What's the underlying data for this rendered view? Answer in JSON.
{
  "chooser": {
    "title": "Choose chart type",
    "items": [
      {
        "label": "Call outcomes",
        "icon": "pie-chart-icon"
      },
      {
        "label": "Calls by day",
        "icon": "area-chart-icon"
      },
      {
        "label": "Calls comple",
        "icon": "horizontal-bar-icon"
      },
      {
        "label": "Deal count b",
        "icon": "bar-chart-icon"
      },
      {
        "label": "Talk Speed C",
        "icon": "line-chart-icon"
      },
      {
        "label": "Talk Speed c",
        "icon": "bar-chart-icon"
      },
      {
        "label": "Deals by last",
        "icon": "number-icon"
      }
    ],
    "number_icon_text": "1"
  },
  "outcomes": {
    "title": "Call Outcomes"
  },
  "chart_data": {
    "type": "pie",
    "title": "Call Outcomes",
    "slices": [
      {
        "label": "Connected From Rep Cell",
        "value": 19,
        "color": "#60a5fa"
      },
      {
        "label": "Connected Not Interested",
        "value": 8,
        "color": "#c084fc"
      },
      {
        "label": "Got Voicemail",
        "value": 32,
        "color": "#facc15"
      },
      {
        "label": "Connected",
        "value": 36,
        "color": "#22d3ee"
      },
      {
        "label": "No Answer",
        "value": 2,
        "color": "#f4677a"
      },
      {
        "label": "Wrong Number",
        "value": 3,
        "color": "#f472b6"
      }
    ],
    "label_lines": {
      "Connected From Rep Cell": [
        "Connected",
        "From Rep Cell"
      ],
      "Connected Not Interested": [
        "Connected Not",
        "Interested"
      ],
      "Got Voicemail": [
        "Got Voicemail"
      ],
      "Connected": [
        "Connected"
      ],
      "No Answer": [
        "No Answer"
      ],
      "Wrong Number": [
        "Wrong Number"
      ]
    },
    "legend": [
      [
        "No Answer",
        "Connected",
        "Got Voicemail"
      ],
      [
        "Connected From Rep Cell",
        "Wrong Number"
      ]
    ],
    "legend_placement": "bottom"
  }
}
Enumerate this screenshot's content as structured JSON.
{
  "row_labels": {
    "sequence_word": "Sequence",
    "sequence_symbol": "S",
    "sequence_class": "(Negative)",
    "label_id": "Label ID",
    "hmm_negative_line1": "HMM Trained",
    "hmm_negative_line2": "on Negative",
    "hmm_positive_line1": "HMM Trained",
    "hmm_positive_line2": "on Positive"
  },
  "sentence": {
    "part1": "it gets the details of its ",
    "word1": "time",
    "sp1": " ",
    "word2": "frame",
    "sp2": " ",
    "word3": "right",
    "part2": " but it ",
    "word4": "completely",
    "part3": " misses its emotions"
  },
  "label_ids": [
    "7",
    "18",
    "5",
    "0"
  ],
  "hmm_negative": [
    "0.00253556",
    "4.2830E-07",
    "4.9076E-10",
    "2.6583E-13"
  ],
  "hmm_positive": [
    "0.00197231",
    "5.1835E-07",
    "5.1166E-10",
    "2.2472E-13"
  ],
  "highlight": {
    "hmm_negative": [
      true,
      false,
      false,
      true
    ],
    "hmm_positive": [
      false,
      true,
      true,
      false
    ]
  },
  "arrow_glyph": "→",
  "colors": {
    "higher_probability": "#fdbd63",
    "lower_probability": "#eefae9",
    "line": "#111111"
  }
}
++++
EXERCISE TASK: Write out all the lines again, exactly as they are.

OUTPUT FOR THIS TASK:
What's the underlying data for this rendered view? Answer in JSON.
{
  "chooser": {
    "title": "Choose chart type",
    "items": [
      {
        "label": "Call outcomes",
        "icon": "pie-chart-icon"
      },
      {
        "label": "Calls by day",
        "icon": "area-chart-icon"
      },
      {
        "label": "Calls comple",
        "icon": "horizontal-bar-icon"
      },
      {
        "label": "Deal count b",
        "icon": "bar-chart-icon"
      },
      {
        "label": "Talk Speed C",
        "icon": "line-chart-icon"
      },
      {
        "label": "Talk Speed c",
        "icon": "bar-chart-icon"
      },
      {
        "label": "Deals by last",
        "icon": "number-icon"
      }
    ],
    "number_icon_text": "1"
  },
  "outcomes": {
    "title": "Call Outcomes"
  },
  "chart_data": {
    "type": "pie",
    "title": "Call Outcomes",
    "slices": [
      {
        "label": "Connected From Rep Cell",
        "value": 19,
        "color": "#60a5fa"
      },
      {
        "label": "Connected Not Interested",
        "value": 8,
        "color": "#c084fc"
      },
      {
        "label": "Got Voicemail",
        "value": 32,
        "color": "#facc15"
      },
      {
        "label": "Connected",
        "value": 36,
        "color": "#22d3ee"
      },
      {
        "label": "No Answer",
        "value": 2,
        "color": "#f4677a"
      },
      {
        "label": "Wrong Number",
        "value": 3,
        "color": "#f472b6"
      }
    ],
    "label_lines": {
      "Connected From Rep Cell": [
        "Connected",
        "From Rep Cell"
      ],
      "Connected Not Interested": [
        "Connected Not",
        "Interested"
      ],
      "Got Voicemail": [
        "Got Voicemail"
      ],
      "Connected": [
        "Connected"
      ],
      "No Answer": [
        "No Answer"
      ],
      "Wrong Number": [
        "Wrong Number"
      ]
    },
    "legend": [
      [
        "No Answer",
        "Connected",
        "Got Voicemail"
      ],
      [
        "Connected From Rep Cell",
        "Wrong Number"
      ]
    ],
    "legend_placement": "bottom"
  }
}
Enumerate this screenshot's content as structured JSON.
{
  "row_labels": {
    "sequence_word": "Sequence",
    "sequence_symbol": "S",
    "sequence_class": "(Negative)",
    "label_id": "Label ID",
    "hmm_negative_line1": "HMM Trained",
    "hmm_negative_line2": "on Negative",
    "hmm_positive_line1": "HMM Trained",
    "hmm_positive_line2": "on Positive"
  },
  "sentence": {
    "part1": "it gets the details of its ",
    "word1": "time",
    "sp1": " ",
    "word2": "frame",
    "sp2": " ",
    "word3": "right",
    "part2": " but it ",
    "word4": "completely",
    "part3": " misses its emotions"
  },
  "label_ids": [
    "7",
    "18",
    "5",
    "0"
  ],
  "hmm_negative": [
    "0.00253556",
    "4.2830E-07",
    "4.9076E-10",
    "2.6583E-13"
  ],
  "hmm_positive": [
    "0.00197231",
    "5.1835E-07",
    "5.1166E-10",
    "2.2472E-13"
  ],
  "highlight": {
    "hmm_negative": [
      true,
      false,
      false,
      true
    ],
    "hmm_positive": [
      false,
      true,
      true,
      false
    ]
  },
  "arrow_glyph": "→",
  "colors": {
    "higher_probability": "#fdbd63",
    "lower_probability": "#eefae9",
    "line": "#111111"
  }
}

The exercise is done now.